--- PROBLEM DESCRIPTION ---
Using the listing below, please gather every line containing the word "screenshot".

Stored data:
Begin
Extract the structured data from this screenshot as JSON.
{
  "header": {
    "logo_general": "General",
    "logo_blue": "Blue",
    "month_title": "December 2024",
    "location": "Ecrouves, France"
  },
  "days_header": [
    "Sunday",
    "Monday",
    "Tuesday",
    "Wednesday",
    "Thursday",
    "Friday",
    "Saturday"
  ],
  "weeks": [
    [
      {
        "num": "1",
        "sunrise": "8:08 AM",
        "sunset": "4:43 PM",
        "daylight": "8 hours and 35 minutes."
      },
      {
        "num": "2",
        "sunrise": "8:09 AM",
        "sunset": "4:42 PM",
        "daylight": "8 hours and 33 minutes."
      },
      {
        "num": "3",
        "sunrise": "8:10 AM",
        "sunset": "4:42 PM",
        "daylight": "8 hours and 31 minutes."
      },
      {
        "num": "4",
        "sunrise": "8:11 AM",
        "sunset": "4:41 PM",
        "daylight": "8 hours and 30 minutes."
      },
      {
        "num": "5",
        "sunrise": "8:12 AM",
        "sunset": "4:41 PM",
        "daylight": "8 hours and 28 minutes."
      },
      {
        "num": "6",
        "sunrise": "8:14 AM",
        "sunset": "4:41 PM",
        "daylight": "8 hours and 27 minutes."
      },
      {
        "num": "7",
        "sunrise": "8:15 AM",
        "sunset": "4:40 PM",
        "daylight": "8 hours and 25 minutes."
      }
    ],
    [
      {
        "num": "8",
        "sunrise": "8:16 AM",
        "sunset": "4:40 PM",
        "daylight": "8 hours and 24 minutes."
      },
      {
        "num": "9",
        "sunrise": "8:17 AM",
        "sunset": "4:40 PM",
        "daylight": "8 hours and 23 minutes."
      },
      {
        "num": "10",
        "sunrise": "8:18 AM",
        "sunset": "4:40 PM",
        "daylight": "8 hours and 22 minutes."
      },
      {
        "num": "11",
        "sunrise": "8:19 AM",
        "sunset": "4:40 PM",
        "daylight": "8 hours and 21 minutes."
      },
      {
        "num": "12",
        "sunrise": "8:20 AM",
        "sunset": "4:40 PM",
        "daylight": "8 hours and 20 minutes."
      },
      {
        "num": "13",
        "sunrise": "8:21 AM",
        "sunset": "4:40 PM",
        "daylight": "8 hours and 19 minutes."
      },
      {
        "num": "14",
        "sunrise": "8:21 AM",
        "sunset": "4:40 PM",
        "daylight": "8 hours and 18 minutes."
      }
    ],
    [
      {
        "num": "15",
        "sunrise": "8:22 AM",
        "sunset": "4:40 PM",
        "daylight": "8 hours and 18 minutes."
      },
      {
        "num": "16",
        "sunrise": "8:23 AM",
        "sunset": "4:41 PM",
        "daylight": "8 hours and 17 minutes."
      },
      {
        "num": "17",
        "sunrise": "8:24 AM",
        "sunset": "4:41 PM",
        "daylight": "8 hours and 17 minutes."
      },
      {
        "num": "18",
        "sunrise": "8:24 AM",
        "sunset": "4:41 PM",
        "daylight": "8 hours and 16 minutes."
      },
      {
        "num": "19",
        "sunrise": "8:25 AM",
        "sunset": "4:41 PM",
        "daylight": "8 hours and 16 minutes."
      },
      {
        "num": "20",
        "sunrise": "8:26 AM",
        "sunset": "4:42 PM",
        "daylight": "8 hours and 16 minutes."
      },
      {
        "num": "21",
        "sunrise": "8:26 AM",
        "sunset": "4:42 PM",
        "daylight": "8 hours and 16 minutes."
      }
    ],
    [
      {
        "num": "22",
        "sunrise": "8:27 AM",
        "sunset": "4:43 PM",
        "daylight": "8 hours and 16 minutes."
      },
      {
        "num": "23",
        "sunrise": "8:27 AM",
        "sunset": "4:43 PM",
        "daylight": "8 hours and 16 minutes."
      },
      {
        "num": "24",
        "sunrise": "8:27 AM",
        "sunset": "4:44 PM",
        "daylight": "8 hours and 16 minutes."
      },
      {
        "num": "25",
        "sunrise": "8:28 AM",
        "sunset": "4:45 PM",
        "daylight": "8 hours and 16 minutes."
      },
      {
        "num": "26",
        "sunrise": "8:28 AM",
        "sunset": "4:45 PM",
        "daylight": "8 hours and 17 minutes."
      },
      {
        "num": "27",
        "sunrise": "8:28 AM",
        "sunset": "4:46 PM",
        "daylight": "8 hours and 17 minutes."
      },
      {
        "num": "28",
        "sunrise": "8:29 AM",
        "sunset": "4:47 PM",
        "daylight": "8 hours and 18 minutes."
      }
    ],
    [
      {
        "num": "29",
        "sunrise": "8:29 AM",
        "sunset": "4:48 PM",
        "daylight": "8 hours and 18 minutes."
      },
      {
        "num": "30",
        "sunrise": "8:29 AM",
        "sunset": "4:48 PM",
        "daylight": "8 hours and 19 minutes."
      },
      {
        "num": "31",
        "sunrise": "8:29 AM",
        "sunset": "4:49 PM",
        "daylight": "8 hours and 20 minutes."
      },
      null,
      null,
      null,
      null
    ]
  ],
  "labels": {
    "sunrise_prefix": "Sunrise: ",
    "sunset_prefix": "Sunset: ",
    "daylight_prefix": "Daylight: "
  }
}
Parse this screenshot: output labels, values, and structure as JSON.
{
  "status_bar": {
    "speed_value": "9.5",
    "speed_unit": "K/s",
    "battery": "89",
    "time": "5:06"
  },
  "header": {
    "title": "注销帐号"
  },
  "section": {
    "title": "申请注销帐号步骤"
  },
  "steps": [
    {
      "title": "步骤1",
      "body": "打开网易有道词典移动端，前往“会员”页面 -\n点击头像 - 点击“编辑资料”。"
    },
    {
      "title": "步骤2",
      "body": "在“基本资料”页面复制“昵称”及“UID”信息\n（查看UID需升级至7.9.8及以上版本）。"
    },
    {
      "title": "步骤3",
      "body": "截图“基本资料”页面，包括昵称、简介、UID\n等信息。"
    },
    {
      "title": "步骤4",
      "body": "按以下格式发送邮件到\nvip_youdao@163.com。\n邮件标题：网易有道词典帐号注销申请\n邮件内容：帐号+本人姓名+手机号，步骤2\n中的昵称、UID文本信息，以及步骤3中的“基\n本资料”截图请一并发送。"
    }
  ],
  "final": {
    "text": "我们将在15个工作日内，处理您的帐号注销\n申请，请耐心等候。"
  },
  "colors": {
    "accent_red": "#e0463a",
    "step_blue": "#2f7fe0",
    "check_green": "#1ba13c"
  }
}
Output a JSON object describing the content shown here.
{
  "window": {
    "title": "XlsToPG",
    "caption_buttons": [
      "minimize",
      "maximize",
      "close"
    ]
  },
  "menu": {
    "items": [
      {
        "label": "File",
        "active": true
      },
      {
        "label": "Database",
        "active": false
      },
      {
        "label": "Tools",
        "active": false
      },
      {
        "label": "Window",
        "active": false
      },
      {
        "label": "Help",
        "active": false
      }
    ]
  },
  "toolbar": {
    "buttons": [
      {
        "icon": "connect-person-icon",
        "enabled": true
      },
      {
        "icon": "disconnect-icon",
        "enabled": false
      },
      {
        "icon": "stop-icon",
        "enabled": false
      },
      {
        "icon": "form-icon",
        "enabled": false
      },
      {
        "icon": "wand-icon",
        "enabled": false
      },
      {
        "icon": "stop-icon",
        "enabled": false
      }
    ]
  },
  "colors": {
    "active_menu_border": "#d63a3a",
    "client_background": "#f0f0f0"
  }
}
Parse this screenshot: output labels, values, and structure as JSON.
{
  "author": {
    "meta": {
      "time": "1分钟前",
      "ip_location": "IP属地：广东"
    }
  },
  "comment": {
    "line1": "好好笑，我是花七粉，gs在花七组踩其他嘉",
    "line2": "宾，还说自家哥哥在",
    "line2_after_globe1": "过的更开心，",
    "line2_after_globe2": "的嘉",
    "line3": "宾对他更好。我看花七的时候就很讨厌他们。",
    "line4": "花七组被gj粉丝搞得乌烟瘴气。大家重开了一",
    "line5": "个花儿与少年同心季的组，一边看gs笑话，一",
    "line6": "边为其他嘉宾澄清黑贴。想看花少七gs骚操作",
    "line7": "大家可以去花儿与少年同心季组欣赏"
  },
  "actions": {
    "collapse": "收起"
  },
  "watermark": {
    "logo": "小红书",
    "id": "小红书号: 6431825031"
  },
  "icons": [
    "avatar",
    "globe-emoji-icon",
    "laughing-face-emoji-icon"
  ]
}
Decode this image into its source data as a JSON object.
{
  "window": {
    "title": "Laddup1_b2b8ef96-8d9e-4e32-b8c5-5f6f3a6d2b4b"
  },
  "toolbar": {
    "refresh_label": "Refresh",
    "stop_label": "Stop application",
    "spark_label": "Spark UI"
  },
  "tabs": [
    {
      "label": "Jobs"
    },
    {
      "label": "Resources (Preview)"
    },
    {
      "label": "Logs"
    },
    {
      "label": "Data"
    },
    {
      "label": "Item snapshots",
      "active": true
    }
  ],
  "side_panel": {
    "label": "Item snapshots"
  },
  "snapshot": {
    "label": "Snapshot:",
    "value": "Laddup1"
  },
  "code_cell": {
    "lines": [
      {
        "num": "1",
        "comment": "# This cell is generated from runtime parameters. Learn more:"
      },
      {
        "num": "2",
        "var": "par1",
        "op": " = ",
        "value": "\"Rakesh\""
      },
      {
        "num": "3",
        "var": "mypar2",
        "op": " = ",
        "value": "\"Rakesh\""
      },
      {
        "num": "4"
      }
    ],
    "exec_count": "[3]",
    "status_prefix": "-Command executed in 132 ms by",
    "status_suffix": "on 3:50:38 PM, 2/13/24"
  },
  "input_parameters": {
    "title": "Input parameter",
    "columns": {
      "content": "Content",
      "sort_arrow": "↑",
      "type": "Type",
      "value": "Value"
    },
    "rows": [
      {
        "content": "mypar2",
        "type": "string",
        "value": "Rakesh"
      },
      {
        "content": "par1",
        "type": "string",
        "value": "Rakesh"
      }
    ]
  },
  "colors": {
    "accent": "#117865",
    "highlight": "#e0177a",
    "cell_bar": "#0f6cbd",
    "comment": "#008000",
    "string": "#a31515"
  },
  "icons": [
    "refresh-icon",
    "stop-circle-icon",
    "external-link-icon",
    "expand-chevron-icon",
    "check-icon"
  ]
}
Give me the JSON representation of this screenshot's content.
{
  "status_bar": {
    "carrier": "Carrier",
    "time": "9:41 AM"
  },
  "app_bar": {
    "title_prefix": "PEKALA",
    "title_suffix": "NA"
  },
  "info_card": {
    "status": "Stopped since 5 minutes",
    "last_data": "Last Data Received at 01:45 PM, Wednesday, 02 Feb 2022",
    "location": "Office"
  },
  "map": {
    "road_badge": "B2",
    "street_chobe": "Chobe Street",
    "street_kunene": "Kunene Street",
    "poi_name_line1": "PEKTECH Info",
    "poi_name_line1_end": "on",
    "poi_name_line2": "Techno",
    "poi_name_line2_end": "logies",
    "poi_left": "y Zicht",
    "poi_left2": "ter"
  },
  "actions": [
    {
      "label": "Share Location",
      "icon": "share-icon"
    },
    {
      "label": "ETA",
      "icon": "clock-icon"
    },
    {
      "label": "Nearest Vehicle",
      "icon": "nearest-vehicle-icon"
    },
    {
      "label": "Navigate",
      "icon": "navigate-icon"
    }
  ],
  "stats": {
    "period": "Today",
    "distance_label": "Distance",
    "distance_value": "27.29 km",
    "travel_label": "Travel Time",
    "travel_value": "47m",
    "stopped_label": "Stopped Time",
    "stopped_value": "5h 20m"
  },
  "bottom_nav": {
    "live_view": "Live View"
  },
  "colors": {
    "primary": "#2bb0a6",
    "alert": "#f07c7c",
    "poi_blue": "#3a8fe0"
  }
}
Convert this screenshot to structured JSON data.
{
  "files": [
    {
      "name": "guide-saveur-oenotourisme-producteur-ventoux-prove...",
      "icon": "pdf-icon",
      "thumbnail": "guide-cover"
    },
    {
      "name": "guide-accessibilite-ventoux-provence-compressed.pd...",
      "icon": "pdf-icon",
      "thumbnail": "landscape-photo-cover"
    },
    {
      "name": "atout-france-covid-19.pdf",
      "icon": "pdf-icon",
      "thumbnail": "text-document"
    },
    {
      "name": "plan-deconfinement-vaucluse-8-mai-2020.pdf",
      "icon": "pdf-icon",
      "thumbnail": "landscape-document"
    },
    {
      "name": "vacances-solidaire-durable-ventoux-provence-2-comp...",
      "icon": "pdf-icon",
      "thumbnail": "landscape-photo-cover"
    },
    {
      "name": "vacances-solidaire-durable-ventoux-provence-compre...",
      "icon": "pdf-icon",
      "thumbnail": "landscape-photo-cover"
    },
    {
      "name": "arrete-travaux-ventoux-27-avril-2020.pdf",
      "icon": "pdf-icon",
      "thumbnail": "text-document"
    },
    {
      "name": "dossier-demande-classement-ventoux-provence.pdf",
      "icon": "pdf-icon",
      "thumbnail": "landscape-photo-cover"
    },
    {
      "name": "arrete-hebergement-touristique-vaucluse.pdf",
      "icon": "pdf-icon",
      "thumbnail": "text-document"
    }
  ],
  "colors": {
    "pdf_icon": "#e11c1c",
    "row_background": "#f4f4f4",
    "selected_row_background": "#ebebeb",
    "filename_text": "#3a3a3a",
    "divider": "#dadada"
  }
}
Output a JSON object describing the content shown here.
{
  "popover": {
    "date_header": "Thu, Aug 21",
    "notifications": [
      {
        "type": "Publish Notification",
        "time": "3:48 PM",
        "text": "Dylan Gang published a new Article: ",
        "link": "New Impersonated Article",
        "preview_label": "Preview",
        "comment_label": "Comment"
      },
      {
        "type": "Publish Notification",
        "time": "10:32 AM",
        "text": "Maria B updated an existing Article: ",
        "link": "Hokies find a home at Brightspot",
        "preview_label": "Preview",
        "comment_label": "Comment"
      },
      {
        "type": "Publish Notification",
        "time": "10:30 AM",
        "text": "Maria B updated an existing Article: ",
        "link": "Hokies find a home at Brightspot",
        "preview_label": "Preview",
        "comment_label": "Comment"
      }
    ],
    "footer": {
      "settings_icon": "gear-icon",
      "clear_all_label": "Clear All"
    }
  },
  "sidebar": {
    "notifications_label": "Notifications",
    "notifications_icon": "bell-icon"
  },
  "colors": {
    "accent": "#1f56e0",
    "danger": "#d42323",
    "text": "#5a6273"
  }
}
End
--- OUTPUT OF THE EXERCISE ---
Extract the structured data from this screenshot as JSON.
Parse this screenshot: output labels, values, and structure as JSON.
Parse this screenshot: output labels, values, and structure as JSON.
Give me the JSON representation of this screenshot's content.
Convert this screenshot to structured JSON data.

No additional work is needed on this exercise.